» DO THIS: Update the Porta Cable maintenance thread below by writing it out again from "## taper71 (Dec" up to and including "go buy 1 now.", with "power sander" changed to "drywall sander".

======== READING TEXT ========

# Porta Cable Maintenance



## gazman (Apr 29, 2011)

Since I had the head of the Porta Cable I thought that I would give it a service. It was still running well, looking at some of the pics makes you wonder how. It has been a while since I have done a strip down, it has had a monthly "blow out" with compresed air.
You will need one of these.
Open the casing.
Remove motor and unscrew gearbox.
Open the gear box.
Coat gears with grease.
Remove armature.
Motor casing.
Remove dust.

It looks like I cant put text between pics sorry.


----------



## gazman (Apr 29, 2011)

More pics.
First the cleaned motor casing. 2nd pic is the product that along with compressed air I used to clean the casing. 3rd pic is removing the cable which you clean. 4th pic is removing the cable sleeve. 5th pic is cleaning the sleeve, next use compressed air. 6th grease the sleeve. 7th grease the cable. reasemble and away you go.


----------



## taper71 (Dec 9, 2007)

That was awsome thank you for that. I do not personally use a power sander but, I do appreciate the time you took to do that. Makes me want to go buy 1 now.


----------



## Bazooka-Joe (Dec 31, 2010)

gazman said:


> Since I had the head of the Porta Cable I thought that I would give it a service. It was still running well, looking at some of the pics makes you wonder how. It has been a while since I have done a strip down, it has had a monthly "blow out" with compresed air.
> You will need one of these.
> Open the casing.
> Remove motor and unscrew gearbox.
> ...


Nice Gazzer


----------



## Mudshark (Feb 8, 2009)

Good one gazman. Good to see a guy looking after his gear. Only thing extra I would have done is wipe the armature a bit with emery paper or a sanding sponge to get the black off and improve the contact points. :thumbsup:


----------



## gazman (Apr 29, 2011)

======== LISTING ========

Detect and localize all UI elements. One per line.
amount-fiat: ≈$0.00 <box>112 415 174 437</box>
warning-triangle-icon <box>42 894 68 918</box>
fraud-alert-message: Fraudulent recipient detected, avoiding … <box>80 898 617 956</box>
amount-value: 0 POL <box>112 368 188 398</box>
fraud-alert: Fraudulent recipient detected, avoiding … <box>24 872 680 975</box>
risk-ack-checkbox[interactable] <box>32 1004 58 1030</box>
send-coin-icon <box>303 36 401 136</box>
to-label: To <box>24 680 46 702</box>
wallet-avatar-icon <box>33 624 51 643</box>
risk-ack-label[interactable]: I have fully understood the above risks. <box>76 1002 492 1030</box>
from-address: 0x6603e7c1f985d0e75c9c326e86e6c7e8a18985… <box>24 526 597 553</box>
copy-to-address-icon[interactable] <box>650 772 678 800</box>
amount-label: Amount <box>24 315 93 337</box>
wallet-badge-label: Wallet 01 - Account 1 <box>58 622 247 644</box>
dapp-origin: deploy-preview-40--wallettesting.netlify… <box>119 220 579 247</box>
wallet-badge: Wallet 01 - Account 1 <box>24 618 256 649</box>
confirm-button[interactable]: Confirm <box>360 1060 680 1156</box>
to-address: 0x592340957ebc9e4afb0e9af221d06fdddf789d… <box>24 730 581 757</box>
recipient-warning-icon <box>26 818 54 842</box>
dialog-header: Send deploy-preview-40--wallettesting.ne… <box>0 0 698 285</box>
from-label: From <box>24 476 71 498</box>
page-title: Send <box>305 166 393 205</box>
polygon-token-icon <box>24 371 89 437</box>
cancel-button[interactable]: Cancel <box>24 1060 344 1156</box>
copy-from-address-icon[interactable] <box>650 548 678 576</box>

========

» RESULT OF THIS TASK:
## taper71 (Dec 9, 2007)

That was awsome thank you for that. I do not personally use a drywall sander but, I do appreciate the time you took to do that. Makes me want to go buy 1 now.